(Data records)
╔══

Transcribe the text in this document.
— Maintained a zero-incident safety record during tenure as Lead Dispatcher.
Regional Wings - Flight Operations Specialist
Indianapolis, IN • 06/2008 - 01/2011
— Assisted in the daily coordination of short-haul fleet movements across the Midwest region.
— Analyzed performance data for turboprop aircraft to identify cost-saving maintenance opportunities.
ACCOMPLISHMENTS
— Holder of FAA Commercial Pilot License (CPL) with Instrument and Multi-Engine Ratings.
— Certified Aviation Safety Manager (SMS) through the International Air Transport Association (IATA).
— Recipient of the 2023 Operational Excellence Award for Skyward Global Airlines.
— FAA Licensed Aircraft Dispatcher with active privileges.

╚══

### [Goal]
Output the full listing without altering anything.

### [Written answer]
Transcribe the text in this document.
— Maintained a zero-incident safety record during tenure as Lead Dispatcher.
Regional Wings - Flight Operations Specialist
Indianapolis, IN • 06/2008 - 01/2011
— Assisted in the daily coordination of short-haul fleet movements across the Midwest region.
— Analyzed performance data for turboprop aircraft to identify cost-saving maintenance opportunities.
ACCOMPLISHMENTS
— Holder of FAA Commercial Pilot License (CPL) with Instrument and Multi-Engine Ratings.
— Certified Aviation Safety Manager (SMS) through the International Air Transport Association (IATA).
— Recipient of the 2023 Operational Excellence Award for Skyward Global Airlines.
— FAA Licensed Aircraft Dispatcher with active privileges.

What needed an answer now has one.